Figure contents as structured data
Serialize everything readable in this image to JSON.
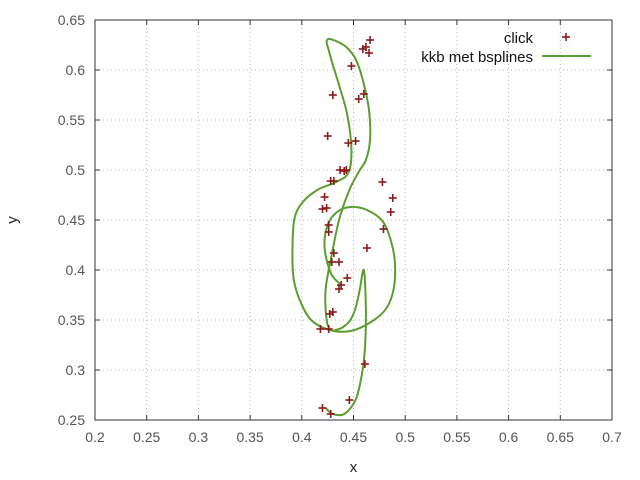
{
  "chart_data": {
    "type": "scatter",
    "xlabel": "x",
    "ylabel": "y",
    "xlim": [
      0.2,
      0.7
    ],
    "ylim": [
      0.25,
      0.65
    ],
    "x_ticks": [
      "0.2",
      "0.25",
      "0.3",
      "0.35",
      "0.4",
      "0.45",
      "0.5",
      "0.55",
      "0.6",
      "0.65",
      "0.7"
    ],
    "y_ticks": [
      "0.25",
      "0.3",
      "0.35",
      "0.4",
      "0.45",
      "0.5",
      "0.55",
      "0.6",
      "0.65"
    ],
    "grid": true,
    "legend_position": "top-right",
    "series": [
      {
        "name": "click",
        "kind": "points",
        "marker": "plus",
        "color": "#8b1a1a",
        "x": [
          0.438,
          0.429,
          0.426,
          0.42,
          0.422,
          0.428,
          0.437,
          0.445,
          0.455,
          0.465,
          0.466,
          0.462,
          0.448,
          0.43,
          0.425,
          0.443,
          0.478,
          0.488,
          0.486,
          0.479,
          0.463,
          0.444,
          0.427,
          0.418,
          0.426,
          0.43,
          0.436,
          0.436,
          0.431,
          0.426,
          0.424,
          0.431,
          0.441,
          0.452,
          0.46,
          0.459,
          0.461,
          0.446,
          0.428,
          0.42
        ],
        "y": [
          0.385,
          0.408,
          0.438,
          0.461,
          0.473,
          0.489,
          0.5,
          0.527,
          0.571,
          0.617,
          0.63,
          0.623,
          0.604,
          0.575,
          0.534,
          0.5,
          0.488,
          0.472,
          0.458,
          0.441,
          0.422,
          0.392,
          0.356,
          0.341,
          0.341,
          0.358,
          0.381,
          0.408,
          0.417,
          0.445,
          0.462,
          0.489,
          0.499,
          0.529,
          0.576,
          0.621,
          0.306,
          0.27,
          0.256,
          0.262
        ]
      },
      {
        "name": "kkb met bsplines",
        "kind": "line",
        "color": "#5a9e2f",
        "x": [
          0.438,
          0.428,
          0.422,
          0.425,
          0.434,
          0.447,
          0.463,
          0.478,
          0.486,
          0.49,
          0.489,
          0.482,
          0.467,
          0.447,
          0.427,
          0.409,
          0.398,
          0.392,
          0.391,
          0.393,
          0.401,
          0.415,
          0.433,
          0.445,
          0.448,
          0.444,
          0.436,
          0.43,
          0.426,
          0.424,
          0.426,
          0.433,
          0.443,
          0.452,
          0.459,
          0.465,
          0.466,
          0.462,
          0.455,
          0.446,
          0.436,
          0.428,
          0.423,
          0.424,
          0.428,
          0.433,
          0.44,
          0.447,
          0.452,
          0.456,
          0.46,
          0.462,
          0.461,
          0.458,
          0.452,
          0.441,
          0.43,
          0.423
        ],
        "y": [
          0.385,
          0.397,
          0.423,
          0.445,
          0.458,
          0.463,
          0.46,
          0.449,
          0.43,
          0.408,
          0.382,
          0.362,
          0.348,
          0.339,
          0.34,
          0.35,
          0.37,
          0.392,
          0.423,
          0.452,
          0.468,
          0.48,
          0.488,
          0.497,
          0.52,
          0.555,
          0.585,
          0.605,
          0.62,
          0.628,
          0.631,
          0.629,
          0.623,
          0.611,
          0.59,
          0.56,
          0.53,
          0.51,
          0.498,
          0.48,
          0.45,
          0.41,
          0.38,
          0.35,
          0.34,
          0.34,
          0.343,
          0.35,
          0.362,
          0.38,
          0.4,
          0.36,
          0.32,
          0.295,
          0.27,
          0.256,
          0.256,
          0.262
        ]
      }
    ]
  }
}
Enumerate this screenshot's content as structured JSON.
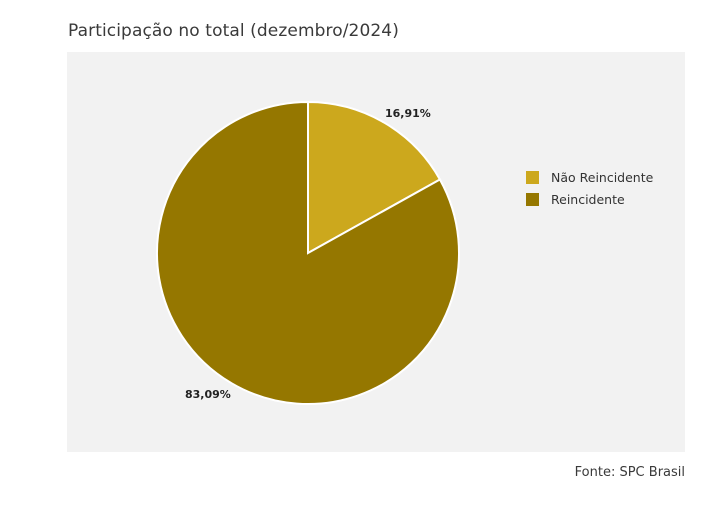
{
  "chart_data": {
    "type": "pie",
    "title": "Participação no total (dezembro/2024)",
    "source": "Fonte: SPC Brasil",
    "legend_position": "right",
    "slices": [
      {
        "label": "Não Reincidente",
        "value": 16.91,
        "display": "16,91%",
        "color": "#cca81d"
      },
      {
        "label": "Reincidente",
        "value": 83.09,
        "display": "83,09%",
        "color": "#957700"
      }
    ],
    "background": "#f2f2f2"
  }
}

**What this task involves**
None of the pictures should appear; repeat the records exactly otherwise.

**Full solution**
Serialize everything readable in this image to JSON.
{
  "chart_data": {
    "type": "scatter",
    "xlabel": "x",
    "ylabel": "y",
    "xlim": [
      0.2,
      0.7
    ],
    "ylim": [
      0.25,
      0.65
    ],
    "x_ticks": [
      "0.2",
      "0.25",
      "0.3",
      "0.35",
      "0.4",
      "0.45",
      "0.5",
      "0.55",
      "0.6",
      "0.65",
      "0.7"
    ],
    "y_ticks": [
      "0.25",
      "0.3",
      "0.35",
      "0.4",
      "0.45",
      "0.5",
      "0.55",
      "0.6",
      "0.65"
    ],
    "grid": true,
    "legend_position": "top-right",
    "series": [
      {
        "name": "click",
        "kind": "points",
        "marker": "plus",
        "color": "#8b1a1a",
        "x": [
          0.438,
          0.429,
          0.426,
          0.42,
          0.422,
          0.428,
          0.437,
          0.445,
          0.455,
          0.465,
          0.466,
          0.462,
          0.448,
          0.43,
          0.425,
          0.443,
          0.478,
          0.488,
          0.486,
          0.479,
          0.463,
          0.444,
          0.427,
          0.418,
          0.426,
          0.43,
          0.436,
          0.436,
          0.431,
          0.426,
          0.424,
          0.431,
          0.441,
          0.452,
          0.46,
          0.459,
          0.461,
          0.446,
          0.428,
          0.42
        ],
        "y": [
          0.385,
          0.408,
          0.438,
          0.461,
          0.473,
          0.489,
          0.5,
          0.527,
          0.571,
          0.617,
          0.63,
          0.623,
          0.604,
          0.575,
          0.534,
          0.5,
          0.488,
          0.472,
          0.458,
          0.441,
          0.422,
          0.392,
          0.356,
          0.341,
          0.341,
          0.358,
          0.381,
          0.408,
          0.417,
          0.445,
          0.462,
          0.489,
          0.499,
          0.529,
          0.576,
          0.621,
          0.306,
          0.27,
          0.256,
          0.262
        ]
      },
      {
        "name": "kkb met bsplines",
        "kind": "line",
        "color": "#5a9e2f",
        "x": [
          0.438,
          0.428,
          0.422,
          0.425,
          0.434,
          0.447,
          0.463,
          0.478,
          0.486,
          0.49,
          0.489,
          0.482,
          0.467,
          0.447,
          0.427,
          0.409,
          0.398,
          0.392,
          0.391,
          0.393,
          0.401,
          0.415,
          0.433,
          0.445,
          0.448,
          0.444,
          0.436,
          0.43,
          0.426,
          0.424,
          0.426,
          0.433,
          0.443,
          0.452,
          0.459,
          0.465,
          0.466,
          0.462,
          0.455,
          0.446,
          0.436,
          0.428,
          0.423,
          0.424,
          0.428,
          0.433,
          0.44,
          0.447,
          0.452,
          0.456,
          0.46,
          0.462,
          0.461,
          0.458,
          0.452,
          0.441,
          0.43,
          0.423
        ],
        "y": [
          0.385,
          0.397,
          0.423,
          0.445,
          0.458,
          0.463,
          0.46,
          0.449,
          0.43,
          0.408,
          0.382,
          0.362,
          0.348,
          0.339,
          0.34,
          0.35,
          0.37,
          0.392,
          0.423,
          0.452,
          0.468,
          0.48,
          0.488,
          0.497,
          0.52,
          0.555,
          0.585,
          0.605,
          0.62,
          0.628,
          0.631,
          0.629,
          0.623,
          0.611,
          0.59,
          0.56,
          0.53,
          0.51,
          0.498,
          0.48,
          0.45,
          0.41,
          0.38,
          0.35,
          0.34,
          0.34,
          0.343,
          0.35,
          0.362,
          0.38,
          0.4,
          0.36,
          0.32,
          0.295,
          0.27,
          0.256,
          0.256,
          0.262
        ]
      }
    ]
  }
}
Enumerate this screenshot's content as structured JSON.
{
  "chart_data": {
    "type": "pie",
    "title": "Participação no total (dezembro/2024)",
    "source": "Fonte: SPC Brasil",
    "legend_position": "right",
    "slices": [
      {
        "label": "Não Reincidente",
        "value": 16.91,
        "display": "16,91%",
        "color": "#cca81d"
      },
      {
        "label": "Reincidente",
        "value": 83.09,
        "display": "83,09%",
        "color": "#957700"
      }
    ],
    "background": "#f2f2f2"
  }
}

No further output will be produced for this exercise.